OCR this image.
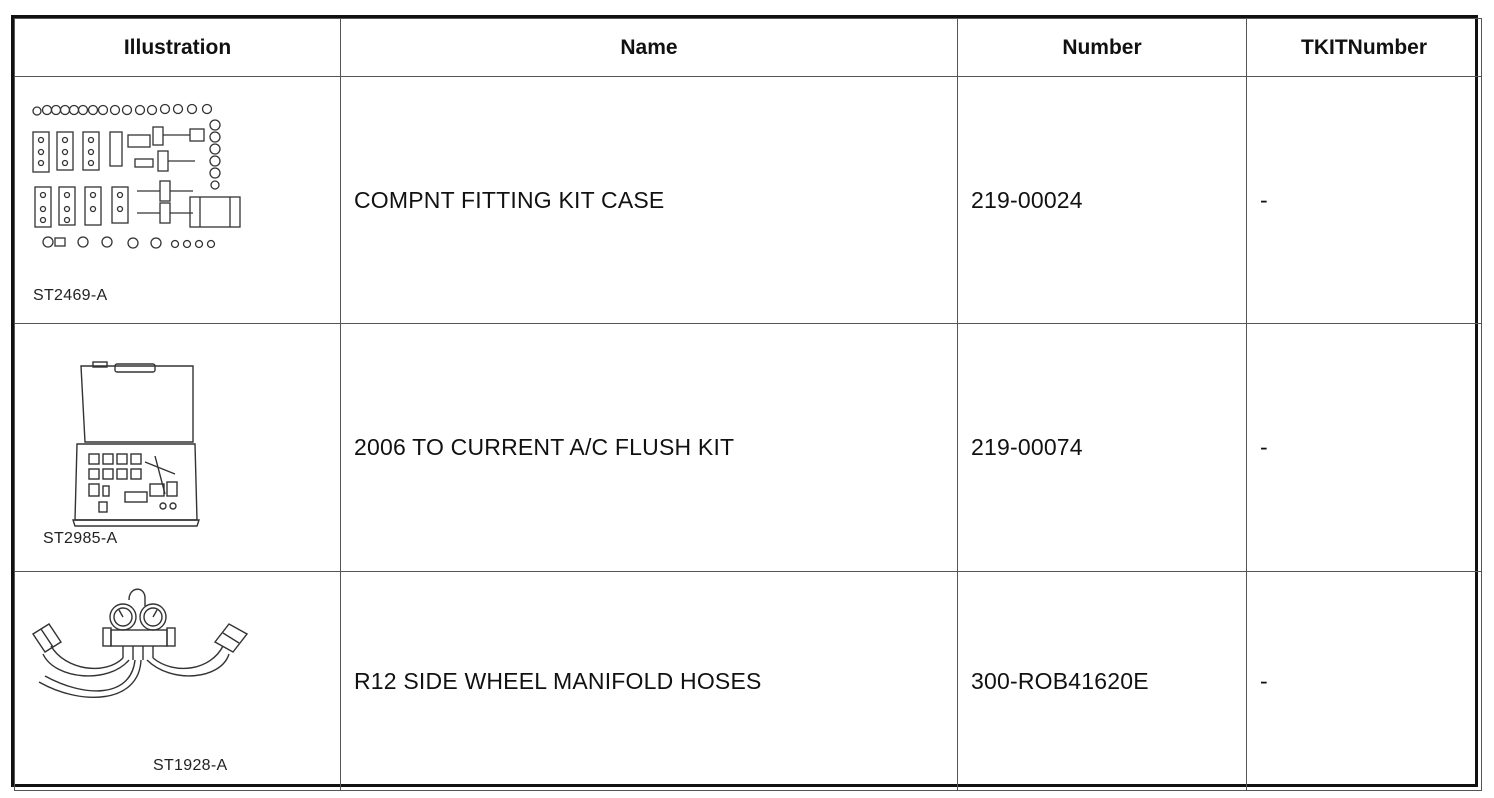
Illustration	Name	Number	TKITNumber

ST2469-A	COMPNT FITTING KIT CASE	219-00024	-

ST2985-A	2006 TO CURRENT A/C FLUSH KIT	219-00074	-

ST1928-A	R12 SIDE WHEEL MANIFOLD HOSES	300-ROB41620E	-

What you will do — Without including any pictures, print all of the material exactly as given.

Final result —
OCR this image.
Illustration	Name	Number	TKITNumber

ST2469-A	COMPNT FITTING KIT CASE	219-00024	-

ST2985-A	2006 TO CURRENT A/C FLUSH KIT	219-00074	-

ST1928-A	R12 SIDE WHEEL MANIFOLD HOSES	300-ROB41620E	-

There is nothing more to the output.